> **Task brief**
Rewrite the listing below with every occurrence of "甲方" replaced by "主办方", leaving everything else unchanged.

> **Material for this exercise**
○ ○ ○ ○ ○

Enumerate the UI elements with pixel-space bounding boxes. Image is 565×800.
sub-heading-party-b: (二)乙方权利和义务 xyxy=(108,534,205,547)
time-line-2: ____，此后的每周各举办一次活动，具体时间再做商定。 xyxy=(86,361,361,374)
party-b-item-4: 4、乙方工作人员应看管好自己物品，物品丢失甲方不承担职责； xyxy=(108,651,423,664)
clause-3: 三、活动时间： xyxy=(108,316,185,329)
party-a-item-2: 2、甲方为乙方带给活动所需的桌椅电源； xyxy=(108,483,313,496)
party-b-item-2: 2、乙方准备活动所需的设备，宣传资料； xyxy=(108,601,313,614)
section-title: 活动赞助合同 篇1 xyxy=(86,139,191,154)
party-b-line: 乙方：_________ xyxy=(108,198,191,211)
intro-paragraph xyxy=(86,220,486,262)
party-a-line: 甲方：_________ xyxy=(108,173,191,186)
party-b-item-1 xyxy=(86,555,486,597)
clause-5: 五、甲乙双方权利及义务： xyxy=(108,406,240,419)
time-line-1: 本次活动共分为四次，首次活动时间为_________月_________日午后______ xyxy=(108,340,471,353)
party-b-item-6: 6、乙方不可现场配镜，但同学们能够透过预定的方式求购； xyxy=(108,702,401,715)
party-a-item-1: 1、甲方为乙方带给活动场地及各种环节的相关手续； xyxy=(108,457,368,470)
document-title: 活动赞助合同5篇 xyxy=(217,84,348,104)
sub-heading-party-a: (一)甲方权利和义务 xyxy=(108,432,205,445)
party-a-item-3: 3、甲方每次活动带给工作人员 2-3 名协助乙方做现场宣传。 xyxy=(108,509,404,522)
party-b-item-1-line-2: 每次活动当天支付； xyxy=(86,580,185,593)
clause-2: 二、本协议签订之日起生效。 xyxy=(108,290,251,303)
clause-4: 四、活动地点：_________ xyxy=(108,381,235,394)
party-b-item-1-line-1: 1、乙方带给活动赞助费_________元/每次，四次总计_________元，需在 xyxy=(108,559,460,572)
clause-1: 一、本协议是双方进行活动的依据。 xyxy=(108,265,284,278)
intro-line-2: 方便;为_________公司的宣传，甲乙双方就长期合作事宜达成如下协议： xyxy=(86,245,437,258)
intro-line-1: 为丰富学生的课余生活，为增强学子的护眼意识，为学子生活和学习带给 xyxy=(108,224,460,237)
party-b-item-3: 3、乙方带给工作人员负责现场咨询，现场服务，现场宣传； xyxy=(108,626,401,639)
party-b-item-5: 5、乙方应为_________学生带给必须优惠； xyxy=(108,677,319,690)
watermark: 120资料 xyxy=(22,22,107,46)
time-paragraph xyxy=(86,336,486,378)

○ ○ ○ ○ ○

> **Exercise answer**
Enumerate the UI elements with pixel-space bounding boxes. Image is 565×800.
sub-heading-party-b: (二)乙方权利和义务 xyxy=(108,534,205,547)
time-line-2: ____，此后的每周各举办一次活动，具体时间再做商定。 xyxy=(86,361,361,374)
party-b-item-4: 4、乙方工作人员应看管好自己物品，物品丢失主办方不承担职责； xyxy=(108,651,423,664)
clause-3: 三、活动时间： xyxy=(108,316,185,329)
party-a-item-2: 2、主办方为乙方带给活动所需的桌椅电源； xyxy=(108,483,313,496)
party-b-item-2: 2、乙方准备活动所需的设备，宣传资料； xyxy=(108,601,313,614)
section-title: 活动赞助合同 篇1 xyxy=(86,139,191,154)
party-b-line: 乙方：_________ xyxy=(108,198,191,211)
intro-paragraph xyxy=(86,220,486,262)
party-a-line: 主办方：_________ xyxy=(108,173,191,186)
party-b-item-1 xyxy=(86,555,486,597)
clause-5: 五、甲乙双方权利及义务： xyxy=(108,406,240,419)
time-line-1: 本次活动共分为四次，首次活动时间为_________月_________日午后______ xyxy=(108,340,471,353)
party-b-item-6: 6、乙方不可现场配镜，但同学们能够透过预定的方式求购； xyxy=(108,702,401,715)
party-a-item-1: 1、主办方为乙方带给活动场地及各种环节的相关手续； xyxy=(108,457,368,470)
document-title: 活动赞助合同5篇 xyxy=(217,84,348,104)
sub-heading-party-a: (一)主办方权利和义务 xyxy=(108,432,205,445)
party-a-item-3: 3、主办方每次活动带给工作人员 2-3 名协助乙方做现场宣传。 xyxy=(108,509,404,522)
party-b-item-1-line-2: 每次活动当天支付； xyxy=(86,580,185,593)
clause-2: 二、本协议签订之日起生效。 xyxy=(108,290,251,303)
clause-4: 四、活动地点：_________ xyxy=(108,381,235,394)
party-b-item-1-line-1: 1、乙方带给活动赞助费_________元/每次，四次总计_________元，需在 xyxy=(108,559,460,572)
clause-1: 一、本协议是双方进行活动的依据。 xyxy=(108,265,284,278)
intro-line-2: 方便;为_________公司的宣传，甲乙双方就长期合作事宜达成如下协议： xyxy=(86,245,437,258)
intro-line-1: 为丰富学生的课余生活，为增强学子的护眼意识，为学子生活和学习带给 xyxy=(108,224,460,237)
party-b-item-3: 3、乙方带给工作人员负责现场咨询，现场服务，现场宣传； xyxy=(108,626,401,639)
party-b-item-5: 5、乙方应为_________学生带给必须优惠； xyxy=(108,677,319,690)
watermark: 120资料 xyxy=(22,22,107,46)
time-paragraph xyxy=(86,336,486,378)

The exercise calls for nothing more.